## Your instructions
How many of the lines below include "Facteur"? Give the number and no other words.

## Records to process
┄┄┄┄┄┄┄┄┄┄
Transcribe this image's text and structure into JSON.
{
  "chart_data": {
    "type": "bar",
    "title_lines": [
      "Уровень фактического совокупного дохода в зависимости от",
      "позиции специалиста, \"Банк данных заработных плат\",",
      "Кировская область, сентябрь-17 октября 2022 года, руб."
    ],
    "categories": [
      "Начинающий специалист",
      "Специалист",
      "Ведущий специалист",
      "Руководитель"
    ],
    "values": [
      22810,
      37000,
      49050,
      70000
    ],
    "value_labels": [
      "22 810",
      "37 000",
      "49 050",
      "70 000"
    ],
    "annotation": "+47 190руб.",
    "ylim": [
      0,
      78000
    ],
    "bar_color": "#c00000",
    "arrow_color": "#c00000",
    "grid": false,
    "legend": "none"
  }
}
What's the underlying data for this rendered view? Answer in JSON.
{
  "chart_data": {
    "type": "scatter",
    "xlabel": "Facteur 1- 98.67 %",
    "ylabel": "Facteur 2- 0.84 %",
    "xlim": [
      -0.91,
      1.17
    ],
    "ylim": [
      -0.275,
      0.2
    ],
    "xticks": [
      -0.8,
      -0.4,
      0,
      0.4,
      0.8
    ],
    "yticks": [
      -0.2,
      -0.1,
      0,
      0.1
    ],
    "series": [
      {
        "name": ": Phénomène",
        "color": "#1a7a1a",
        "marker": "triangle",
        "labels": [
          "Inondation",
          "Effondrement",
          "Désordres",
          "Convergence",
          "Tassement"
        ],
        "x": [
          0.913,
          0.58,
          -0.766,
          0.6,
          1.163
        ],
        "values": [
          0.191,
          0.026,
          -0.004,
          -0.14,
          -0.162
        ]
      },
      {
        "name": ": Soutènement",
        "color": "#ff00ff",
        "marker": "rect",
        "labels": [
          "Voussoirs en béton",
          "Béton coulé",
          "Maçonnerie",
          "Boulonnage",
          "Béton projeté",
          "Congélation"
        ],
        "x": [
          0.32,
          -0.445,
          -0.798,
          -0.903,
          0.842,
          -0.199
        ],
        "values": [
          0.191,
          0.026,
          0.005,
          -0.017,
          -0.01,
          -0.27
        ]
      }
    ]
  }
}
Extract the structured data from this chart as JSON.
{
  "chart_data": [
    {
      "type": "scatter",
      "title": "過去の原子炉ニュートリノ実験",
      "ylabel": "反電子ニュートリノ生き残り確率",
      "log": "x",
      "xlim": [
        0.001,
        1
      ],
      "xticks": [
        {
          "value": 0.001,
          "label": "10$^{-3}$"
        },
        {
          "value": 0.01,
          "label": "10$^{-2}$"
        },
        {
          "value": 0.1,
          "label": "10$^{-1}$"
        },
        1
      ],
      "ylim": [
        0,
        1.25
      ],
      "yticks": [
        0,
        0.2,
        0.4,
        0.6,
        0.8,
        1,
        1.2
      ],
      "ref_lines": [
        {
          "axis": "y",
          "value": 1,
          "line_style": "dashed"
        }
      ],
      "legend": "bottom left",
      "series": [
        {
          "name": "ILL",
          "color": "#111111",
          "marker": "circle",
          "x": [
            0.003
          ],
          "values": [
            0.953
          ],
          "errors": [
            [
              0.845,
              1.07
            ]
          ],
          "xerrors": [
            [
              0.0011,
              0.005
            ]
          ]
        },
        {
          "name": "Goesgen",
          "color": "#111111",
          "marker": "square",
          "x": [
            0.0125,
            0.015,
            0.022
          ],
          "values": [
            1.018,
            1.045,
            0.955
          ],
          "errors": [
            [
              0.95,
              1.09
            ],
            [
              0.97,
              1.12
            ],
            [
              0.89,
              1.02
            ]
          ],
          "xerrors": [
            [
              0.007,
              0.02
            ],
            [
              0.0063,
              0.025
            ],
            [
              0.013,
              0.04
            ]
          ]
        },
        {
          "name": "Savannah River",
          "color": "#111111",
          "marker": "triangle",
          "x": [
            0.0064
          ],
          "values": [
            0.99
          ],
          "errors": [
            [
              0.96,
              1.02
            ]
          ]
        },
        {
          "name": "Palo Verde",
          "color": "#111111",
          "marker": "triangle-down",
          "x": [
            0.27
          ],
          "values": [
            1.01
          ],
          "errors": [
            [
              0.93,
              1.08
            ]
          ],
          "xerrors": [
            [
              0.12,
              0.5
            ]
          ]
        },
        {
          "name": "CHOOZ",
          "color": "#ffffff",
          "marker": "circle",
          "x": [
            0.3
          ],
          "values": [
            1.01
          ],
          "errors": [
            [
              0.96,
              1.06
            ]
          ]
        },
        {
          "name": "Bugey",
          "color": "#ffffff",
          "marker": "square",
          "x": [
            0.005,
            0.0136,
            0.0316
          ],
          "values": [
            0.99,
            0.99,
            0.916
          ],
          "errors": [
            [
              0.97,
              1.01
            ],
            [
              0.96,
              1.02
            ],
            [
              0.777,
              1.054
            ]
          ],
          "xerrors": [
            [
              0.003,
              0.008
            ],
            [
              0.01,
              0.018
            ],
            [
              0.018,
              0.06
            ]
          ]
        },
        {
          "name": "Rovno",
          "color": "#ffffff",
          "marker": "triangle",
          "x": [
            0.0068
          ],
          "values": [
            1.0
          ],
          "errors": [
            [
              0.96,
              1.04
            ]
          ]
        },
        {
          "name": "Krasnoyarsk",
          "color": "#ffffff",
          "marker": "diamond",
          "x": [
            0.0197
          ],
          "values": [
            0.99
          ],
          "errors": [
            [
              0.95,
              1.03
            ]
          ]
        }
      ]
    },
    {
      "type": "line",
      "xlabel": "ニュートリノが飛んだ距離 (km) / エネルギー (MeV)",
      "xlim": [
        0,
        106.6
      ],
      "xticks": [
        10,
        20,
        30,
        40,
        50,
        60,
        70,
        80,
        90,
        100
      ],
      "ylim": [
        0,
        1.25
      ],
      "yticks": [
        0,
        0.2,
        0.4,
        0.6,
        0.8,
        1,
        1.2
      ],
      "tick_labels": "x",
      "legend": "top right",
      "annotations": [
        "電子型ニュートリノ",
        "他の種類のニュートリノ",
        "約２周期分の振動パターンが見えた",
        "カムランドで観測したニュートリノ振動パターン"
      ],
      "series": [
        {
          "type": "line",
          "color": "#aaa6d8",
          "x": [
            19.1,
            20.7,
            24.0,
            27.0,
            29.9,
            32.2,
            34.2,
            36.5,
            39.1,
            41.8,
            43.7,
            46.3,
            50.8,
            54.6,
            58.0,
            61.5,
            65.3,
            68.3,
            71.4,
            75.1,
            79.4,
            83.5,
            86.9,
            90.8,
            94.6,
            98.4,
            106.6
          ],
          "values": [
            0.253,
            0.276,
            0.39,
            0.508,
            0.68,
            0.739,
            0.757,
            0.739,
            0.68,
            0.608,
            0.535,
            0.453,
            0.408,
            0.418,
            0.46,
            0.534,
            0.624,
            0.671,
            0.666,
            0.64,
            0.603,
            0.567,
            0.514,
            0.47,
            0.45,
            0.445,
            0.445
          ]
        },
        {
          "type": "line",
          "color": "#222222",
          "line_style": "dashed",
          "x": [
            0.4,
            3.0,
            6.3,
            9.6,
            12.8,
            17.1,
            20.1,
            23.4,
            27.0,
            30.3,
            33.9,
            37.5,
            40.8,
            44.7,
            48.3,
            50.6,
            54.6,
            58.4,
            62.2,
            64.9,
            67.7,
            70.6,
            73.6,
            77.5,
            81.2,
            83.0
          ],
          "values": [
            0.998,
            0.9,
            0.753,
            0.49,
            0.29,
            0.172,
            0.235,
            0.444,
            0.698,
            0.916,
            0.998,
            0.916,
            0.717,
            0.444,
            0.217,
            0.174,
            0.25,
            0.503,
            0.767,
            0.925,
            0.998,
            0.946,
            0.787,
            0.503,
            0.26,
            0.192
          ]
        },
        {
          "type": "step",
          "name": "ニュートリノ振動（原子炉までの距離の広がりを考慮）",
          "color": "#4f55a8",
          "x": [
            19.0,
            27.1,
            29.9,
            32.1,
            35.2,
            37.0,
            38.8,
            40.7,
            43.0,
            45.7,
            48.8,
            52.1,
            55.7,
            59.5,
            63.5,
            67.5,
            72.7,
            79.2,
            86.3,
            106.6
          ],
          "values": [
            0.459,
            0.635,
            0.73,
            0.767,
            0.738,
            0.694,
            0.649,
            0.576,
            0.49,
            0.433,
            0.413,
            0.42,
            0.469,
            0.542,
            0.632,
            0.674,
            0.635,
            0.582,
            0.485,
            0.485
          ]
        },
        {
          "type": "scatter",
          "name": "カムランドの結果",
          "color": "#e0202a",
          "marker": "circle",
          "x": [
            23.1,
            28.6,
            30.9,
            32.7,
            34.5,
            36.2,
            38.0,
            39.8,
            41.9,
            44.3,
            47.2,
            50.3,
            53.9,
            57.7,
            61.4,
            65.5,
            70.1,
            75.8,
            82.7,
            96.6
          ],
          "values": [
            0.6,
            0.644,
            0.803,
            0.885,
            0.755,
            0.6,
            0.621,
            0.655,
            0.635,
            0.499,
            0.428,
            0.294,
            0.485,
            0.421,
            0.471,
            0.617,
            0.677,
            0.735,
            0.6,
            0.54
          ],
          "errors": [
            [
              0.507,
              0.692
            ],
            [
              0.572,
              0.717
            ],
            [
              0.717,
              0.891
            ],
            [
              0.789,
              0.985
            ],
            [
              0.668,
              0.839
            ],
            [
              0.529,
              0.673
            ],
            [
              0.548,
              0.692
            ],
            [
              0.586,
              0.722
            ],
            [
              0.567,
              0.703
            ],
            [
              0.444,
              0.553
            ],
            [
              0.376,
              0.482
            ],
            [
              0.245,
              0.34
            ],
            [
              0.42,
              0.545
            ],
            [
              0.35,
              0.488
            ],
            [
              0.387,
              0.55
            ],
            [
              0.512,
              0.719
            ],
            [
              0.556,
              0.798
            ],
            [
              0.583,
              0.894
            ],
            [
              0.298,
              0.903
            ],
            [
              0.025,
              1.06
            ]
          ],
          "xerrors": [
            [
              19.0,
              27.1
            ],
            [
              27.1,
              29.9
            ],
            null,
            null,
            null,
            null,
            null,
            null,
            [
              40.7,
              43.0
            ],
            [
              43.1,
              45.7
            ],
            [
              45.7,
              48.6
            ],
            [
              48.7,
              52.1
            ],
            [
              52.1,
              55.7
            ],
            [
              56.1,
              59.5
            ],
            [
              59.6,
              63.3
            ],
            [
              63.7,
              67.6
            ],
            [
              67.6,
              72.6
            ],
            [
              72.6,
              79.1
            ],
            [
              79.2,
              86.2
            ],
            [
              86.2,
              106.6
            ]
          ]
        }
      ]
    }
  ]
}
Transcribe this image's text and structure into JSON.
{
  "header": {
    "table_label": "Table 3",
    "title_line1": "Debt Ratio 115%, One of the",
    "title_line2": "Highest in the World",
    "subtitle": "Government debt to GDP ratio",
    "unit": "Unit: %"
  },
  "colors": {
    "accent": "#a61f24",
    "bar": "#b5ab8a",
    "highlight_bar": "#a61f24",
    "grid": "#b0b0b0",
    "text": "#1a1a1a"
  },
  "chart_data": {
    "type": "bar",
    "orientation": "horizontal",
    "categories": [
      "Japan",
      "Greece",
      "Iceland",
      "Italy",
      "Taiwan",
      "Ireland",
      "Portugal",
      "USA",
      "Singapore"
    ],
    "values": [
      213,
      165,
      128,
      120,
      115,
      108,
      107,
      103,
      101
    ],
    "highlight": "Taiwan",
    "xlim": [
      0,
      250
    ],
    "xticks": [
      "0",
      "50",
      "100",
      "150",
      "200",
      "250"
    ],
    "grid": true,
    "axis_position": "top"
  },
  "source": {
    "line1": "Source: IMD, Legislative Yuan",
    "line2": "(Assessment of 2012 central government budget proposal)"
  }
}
┄┄┄┄┄┄┄┄┄┄
## Solution for this exercise
2